Task: Without further comment, state how many lines in the listing below contain the word "this".

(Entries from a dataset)
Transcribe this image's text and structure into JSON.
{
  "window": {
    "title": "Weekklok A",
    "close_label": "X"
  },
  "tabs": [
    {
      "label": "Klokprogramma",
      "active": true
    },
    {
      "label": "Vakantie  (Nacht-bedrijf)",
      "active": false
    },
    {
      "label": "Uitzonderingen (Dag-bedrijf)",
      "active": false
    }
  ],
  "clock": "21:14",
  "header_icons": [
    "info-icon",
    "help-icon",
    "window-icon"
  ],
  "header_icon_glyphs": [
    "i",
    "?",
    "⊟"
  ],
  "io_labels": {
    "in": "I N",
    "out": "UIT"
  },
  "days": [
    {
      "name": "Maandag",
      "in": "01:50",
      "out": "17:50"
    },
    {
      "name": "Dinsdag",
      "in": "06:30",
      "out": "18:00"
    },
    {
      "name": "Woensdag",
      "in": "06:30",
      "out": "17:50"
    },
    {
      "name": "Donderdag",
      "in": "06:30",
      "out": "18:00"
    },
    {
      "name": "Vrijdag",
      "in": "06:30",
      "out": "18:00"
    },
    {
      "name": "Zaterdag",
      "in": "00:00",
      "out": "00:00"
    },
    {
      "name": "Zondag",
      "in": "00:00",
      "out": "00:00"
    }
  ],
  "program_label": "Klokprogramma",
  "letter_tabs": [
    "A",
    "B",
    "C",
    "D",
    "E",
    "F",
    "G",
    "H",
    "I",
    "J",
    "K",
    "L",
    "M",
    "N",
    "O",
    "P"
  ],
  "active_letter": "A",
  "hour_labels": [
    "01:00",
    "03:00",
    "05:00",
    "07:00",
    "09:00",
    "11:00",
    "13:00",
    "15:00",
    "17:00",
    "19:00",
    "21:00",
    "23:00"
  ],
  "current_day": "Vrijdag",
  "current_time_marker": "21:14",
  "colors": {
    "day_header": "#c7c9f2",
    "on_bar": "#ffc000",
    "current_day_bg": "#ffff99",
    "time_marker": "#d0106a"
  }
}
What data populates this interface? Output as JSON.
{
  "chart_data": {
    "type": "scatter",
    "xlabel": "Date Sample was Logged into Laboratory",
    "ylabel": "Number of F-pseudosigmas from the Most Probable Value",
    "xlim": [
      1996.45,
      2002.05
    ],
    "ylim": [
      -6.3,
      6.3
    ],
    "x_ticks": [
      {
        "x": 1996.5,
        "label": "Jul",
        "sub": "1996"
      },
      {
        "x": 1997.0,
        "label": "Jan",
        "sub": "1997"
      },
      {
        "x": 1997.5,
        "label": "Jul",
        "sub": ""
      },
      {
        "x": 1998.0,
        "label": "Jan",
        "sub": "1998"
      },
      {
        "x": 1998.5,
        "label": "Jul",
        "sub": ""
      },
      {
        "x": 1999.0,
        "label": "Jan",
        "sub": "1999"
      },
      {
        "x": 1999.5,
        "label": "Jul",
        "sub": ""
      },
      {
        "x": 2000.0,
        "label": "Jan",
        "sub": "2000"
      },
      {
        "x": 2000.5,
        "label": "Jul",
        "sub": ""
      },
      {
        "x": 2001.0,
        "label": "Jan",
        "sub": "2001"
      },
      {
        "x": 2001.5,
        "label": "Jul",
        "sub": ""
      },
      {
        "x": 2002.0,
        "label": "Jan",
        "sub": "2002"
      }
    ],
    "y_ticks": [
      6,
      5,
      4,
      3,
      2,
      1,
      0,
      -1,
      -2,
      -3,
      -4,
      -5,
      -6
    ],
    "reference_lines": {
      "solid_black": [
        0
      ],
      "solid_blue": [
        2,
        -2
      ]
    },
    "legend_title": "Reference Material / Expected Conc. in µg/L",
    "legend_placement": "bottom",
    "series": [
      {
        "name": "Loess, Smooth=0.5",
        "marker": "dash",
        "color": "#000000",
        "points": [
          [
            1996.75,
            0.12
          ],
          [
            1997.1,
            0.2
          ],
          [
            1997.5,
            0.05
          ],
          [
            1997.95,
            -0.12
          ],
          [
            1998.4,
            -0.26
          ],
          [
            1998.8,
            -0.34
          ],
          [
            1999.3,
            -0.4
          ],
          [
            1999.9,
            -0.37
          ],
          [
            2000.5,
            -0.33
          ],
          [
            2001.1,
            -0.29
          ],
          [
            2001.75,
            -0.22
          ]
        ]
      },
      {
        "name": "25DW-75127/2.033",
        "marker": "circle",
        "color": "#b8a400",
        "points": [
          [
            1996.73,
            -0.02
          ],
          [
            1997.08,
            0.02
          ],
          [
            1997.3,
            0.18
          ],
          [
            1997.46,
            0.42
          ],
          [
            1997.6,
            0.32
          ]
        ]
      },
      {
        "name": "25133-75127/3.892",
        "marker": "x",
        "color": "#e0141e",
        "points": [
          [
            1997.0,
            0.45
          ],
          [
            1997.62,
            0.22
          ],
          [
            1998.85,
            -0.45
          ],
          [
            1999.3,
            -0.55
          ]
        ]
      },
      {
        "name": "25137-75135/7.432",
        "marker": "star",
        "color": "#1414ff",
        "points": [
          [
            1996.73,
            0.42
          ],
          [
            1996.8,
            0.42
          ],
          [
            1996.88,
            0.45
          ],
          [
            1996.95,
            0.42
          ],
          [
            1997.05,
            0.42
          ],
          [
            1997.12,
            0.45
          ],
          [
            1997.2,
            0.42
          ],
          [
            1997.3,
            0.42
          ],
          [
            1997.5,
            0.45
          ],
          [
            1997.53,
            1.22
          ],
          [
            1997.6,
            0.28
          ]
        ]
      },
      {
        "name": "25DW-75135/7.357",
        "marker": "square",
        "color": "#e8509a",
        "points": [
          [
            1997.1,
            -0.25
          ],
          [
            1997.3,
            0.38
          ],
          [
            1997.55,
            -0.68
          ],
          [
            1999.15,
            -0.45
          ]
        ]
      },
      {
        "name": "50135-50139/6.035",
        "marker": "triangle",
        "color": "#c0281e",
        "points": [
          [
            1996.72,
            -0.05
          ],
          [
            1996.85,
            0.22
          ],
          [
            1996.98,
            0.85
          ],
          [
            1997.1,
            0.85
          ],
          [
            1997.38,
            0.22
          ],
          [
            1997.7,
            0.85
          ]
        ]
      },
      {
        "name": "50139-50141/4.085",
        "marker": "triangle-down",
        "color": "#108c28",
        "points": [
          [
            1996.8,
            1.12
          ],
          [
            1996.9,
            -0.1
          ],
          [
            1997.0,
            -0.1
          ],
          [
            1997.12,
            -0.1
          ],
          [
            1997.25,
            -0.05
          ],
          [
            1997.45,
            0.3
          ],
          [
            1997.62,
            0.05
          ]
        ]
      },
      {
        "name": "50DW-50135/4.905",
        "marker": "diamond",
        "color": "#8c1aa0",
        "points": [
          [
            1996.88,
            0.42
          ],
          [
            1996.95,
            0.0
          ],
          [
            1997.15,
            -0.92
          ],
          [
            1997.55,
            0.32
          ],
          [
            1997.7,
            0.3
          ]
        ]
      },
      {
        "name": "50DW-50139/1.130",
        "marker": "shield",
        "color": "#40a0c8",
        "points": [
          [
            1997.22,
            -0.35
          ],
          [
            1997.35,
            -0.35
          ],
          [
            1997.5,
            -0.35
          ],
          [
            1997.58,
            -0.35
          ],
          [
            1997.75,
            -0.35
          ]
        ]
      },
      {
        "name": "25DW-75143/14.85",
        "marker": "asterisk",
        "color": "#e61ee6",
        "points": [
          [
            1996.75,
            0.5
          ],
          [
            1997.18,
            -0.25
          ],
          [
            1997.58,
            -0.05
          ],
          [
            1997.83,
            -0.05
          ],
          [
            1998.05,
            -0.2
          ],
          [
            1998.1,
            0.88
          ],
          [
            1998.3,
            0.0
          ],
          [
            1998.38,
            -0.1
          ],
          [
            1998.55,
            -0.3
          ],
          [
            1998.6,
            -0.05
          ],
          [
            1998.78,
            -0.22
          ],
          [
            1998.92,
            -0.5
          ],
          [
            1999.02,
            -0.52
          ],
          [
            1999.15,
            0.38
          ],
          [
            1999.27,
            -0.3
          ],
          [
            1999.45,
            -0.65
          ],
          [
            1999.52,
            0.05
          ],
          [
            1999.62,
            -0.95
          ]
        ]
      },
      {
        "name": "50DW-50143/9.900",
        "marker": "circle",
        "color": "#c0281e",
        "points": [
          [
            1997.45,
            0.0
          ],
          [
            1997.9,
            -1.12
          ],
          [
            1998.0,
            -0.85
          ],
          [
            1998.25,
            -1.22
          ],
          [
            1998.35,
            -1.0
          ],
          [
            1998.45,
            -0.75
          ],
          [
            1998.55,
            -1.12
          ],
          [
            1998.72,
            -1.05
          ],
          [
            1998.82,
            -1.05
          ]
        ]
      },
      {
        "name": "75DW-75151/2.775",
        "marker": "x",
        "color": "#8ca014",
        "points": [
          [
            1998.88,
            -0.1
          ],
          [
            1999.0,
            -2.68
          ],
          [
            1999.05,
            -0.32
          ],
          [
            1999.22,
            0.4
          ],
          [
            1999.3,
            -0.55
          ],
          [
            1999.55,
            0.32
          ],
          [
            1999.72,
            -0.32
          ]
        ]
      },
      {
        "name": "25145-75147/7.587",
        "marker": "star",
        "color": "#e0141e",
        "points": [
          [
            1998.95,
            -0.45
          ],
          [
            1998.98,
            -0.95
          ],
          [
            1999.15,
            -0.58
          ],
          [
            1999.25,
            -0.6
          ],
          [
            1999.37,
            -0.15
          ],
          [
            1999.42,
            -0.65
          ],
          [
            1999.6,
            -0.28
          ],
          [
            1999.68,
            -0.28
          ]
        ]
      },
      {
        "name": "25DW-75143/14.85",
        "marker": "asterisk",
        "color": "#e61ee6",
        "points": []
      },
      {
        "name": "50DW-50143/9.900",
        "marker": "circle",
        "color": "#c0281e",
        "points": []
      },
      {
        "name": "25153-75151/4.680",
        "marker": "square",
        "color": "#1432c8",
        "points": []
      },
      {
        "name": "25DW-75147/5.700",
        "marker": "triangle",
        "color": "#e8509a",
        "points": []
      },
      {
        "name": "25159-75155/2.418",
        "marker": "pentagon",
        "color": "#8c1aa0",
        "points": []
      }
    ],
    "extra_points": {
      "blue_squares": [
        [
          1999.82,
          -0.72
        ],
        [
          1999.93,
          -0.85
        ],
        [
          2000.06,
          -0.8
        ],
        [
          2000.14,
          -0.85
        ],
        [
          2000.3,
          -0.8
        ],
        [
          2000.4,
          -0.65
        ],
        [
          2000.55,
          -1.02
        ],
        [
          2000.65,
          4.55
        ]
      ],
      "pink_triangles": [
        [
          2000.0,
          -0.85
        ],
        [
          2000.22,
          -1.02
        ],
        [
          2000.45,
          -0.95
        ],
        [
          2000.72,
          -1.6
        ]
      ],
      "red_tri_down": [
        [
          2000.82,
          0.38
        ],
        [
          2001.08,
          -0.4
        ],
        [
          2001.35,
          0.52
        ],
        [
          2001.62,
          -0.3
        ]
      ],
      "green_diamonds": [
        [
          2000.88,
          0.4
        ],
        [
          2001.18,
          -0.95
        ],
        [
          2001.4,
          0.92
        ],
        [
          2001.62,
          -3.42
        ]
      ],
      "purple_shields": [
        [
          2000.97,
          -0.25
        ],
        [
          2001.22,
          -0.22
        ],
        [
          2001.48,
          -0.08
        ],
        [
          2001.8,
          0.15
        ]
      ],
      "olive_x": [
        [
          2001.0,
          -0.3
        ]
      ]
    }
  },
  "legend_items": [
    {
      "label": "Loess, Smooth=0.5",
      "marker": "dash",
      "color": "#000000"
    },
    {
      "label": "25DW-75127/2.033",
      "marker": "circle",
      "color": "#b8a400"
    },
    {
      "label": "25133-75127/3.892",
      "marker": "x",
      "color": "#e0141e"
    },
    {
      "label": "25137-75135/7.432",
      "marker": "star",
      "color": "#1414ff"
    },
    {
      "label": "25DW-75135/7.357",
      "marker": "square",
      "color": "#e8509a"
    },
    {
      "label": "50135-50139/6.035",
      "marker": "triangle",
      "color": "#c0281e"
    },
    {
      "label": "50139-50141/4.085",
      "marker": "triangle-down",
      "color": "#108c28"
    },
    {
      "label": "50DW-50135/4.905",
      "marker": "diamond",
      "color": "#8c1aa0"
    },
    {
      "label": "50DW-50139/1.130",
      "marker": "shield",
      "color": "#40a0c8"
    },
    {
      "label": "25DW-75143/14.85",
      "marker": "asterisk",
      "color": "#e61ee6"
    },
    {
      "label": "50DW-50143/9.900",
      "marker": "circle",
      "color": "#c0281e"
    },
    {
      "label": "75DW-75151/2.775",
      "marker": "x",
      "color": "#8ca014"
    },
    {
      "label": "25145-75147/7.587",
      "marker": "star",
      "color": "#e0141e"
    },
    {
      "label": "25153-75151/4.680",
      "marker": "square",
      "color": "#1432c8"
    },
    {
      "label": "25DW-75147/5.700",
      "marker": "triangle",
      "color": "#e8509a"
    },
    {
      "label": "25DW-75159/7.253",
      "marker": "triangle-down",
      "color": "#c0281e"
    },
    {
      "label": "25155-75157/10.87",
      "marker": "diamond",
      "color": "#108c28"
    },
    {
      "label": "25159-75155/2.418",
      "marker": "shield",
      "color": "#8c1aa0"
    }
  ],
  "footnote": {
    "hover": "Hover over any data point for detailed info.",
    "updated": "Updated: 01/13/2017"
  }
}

Answer: 2